--- begin TASK INPUT ---

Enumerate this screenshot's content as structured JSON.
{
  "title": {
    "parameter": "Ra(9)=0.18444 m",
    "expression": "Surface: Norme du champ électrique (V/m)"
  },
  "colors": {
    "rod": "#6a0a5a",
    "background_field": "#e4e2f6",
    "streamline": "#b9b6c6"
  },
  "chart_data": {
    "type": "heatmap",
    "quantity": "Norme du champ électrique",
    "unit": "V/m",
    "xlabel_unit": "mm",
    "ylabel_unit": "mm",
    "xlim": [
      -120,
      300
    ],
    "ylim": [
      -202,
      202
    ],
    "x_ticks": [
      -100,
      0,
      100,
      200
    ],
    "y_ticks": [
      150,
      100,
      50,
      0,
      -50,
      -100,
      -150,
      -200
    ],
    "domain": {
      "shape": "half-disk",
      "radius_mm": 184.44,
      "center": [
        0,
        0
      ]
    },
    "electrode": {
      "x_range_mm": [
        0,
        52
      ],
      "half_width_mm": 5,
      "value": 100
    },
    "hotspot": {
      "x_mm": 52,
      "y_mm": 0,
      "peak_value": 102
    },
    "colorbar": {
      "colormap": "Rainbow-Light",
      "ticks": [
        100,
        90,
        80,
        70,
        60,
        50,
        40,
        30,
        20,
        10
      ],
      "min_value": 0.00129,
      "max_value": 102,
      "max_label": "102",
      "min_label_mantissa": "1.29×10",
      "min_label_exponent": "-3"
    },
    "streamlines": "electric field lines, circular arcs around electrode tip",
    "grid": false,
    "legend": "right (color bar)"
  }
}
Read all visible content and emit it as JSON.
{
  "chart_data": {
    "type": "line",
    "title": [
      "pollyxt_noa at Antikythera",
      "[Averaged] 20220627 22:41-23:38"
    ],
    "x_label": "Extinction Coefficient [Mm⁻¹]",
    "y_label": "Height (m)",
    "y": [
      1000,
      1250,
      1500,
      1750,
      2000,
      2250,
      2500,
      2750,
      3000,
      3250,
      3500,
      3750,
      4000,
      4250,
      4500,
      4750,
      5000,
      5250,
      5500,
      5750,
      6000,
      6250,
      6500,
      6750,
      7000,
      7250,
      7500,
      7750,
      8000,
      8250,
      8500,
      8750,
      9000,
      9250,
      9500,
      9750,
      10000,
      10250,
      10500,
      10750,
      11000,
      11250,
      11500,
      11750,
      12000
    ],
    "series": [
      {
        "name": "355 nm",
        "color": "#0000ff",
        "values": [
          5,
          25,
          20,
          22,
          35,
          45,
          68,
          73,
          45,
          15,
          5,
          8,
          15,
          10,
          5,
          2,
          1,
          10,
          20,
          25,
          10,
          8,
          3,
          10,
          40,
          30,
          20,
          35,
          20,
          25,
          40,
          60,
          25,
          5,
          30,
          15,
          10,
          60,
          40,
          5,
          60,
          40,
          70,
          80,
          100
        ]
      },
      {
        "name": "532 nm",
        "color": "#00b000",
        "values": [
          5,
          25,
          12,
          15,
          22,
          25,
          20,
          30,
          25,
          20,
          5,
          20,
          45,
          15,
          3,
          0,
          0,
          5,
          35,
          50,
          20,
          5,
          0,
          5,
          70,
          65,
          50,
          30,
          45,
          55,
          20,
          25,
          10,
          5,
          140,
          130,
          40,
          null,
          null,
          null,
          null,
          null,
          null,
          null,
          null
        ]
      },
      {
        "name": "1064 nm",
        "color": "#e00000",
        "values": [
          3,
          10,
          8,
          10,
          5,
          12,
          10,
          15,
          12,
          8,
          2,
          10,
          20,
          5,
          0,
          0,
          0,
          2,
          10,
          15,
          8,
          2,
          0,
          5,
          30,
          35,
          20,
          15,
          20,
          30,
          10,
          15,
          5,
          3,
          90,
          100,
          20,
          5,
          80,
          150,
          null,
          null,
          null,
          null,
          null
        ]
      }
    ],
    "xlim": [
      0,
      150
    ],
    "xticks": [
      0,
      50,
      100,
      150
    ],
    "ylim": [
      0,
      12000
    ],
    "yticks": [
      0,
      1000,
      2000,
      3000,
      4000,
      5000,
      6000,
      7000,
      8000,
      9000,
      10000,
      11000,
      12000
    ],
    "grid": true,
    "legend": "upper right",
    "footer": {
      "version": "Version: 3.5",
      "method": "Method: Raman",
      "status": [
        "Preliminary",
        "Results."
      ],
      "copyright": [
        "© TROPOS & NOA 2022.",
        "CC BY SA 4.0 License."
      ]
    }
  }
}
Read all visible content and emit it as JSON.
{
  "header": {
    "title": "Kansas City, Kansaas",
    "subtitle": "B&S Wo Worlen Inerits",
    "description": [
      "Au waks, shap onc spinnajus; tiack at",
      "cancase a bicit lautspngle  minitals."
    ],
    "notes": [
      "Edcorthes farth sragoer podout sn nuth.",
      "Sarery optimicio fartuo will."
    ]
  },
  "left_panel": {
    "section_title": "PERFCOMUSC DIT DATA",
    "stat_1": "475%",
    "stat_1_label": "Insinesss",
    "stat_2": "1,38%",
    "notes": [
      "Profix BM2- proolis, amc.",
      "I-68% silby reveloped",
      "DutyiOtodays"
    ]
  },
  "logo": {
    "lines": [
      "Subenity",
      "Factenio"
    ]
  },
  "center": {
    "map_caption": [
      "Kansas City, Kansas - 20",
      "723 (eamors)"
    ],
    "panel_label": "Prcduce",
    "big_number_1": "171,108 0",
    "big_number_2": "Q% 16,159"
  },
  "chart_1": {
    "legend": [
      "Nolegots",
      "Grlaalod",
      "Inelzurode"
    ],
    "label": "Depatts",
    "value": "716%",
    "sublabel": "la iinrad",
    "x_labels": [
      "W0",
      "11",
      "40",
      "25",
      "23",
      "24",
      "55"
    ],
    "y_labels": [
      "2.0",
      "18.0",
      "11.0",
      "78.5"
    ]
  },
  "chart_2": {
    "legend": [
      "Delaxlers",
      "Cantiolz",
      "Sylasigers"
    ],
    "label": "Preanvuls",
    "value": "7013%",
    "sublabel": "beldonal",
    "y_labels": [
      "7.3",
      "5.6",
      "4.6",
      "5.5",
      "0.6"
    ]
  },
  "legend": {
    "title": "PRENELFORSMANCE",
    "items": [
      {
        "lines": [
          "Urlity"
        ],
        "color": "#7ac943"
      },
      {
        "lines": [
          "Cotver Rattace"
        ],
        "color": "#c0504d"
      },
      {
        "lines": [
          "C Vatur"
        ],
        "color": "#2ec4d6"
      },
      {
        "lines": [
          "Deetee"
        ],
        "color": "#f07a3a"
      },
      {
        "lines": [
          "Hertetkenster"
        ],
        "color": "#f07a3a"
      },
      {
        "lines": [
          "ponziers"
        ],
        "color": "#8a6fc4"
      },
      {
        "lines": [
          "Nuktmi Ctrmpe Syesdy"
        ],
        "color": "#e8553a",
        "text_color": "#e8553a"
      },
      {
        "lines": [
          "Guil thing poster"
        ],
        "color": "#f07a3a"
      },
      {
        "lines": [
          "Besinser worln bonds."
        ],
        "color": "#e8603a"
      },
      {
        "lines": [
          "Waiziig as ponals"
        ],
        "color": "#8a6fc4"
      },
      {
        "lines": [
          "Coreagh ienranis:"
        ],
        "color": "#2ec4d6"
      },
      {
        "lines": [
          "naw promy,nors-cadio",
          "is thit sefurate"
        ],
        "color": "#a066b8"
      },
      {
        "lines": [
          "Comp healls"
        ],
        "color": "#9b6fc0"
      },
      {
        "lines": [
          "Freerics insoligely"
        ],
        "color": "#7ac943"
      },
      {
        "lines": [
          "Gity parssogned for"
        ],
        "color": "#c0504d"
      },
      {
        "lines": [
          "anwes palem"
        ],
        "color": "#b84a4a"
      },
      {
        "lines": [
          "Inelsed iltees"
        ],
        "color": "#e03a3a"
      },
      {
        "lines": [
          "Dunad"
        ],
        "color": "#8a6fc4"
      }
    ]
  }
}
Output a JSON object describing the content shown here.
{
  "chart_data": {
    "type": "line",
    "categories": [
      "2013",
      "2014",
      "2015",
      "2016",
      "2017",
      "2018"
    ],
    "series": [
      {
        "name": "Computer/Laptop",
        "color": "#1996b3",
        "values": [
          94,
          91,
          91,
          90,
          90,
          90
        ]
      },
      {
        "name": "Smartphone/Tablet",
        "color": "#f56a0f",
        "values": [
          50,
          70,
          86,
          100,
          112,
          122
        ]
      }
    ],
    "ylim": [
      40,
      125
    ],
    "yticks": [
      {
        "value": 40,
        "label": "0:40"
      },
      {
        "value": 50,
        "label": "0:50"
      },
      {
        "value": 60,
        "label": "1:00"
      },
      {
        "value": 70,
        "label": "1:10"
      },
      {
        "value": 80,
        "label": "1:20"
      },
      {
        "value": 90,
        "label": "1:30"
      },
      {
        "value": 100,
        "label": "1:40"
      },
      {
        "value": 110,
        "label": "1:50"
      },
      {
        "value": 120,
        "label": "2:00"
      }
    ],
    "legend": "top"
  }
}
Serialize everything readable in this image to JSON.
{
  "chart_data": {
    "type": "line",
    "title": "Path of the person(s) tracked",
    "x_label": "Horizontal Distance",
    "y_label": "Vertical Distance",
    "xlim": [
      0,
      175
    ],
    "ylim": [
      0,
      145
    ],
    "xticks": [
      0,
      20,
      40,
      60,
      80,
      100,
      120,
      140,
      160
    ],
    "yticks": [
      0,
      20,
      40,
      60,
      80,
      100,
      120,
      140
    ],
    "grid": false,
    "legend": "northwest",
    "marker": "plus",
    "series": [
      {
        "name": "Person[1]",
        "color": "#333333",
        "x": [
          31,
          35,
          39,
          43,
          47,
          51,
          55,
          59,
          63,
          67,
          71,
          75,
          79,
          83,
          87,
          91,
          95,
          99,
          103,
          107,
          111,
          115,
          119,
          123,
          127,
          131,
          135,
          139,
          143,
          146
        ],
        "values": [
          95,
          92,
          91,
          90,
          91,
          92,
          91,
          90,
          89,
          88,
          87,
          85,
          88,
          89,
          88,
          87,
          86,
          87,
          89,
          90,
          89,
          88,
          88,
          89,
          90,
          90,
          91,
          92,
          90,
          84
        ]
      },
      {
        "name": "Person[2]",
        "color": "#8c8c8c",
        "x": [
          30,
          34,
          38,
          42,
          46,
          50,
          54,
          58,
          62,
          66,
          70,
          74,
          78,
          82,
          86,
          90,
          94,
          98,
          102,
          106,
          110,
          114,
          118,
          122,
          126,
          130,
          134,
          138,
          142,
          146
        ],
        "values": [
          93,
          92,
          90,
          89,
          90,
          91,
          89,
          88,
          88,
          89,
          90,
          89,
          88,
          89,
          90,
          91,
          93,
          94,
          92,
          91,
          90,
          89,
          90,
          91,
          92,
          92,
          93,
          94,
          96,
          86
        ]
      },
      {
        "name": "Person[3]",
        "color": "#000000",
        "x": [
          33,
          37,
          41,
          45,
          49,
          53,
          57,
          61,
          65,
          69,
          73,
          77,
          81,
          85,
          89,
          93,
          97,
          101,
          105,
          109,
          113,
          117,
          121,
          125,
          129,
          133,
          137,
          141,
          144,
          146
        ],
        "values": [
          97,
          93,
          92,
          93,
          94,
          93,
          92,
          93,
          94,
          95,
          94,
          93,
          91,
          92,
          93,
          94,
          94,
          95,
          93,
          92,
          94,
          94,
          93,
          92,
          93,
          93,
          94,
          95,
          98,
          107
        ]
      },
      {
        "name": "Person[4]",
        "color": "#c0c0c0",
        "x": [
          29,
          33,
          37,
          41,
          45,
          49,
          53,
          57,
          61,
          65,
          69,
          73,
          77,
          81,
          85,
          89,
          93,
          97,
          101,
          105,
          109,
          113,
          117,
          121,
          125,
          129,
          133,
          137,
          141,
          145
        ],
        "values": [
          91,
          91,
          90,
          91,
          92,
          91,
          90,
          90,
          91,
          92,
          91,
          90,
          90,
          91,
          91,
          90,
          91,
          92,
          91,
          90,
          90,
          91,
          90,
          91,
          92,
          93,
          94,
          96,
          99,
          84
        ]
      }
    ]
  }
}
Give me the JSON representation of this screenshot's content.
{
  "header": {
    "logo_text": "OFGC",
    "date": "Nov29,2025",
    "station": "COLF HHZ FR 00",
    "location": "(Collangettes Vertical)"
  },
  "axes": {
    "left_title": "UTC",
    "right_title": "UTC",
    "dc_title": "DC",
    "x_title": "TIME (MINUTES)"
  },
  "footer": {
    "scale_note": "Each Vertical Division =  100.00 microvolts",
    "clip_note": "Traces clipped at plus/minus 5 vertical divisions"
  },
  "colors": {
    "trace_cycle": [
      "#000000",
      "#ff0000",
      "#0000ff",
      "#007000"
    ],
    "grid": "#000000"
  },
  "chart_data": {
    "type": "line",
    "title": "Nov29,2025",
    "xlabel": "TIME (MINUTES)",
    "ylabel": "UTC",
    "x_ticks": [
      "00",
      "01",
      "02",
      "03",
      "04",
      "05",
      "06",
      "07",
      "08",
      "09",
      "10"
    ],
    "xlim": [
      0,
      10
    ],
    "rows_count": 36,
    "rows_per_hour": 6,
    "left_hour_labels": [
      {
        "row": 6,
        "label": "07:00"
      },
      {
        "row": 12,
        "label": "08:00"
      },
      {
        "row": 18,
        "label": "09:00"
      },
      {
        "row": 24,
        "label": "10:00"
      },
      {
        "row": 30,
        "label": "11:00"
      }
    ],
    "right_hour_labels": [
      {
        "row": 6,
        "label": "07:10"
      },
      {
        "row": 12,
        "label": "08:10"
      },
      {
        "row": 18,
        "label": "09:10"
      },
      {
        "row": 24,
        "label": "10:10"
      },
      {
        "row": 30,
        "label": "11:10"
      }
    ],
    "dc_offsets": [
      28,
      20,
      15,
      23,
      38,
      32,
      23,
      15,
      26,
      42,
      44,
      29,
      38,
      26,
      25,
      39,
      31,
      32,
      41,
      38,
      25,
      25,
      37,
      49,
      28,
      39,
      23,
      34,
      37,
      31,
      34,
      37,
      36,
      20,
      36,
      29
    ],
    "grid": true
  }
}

--- end TASK INPUT ---

WHAT IS BEING ASKED: How many of these lines contain "legend"? Write only the number.

RESULT: 7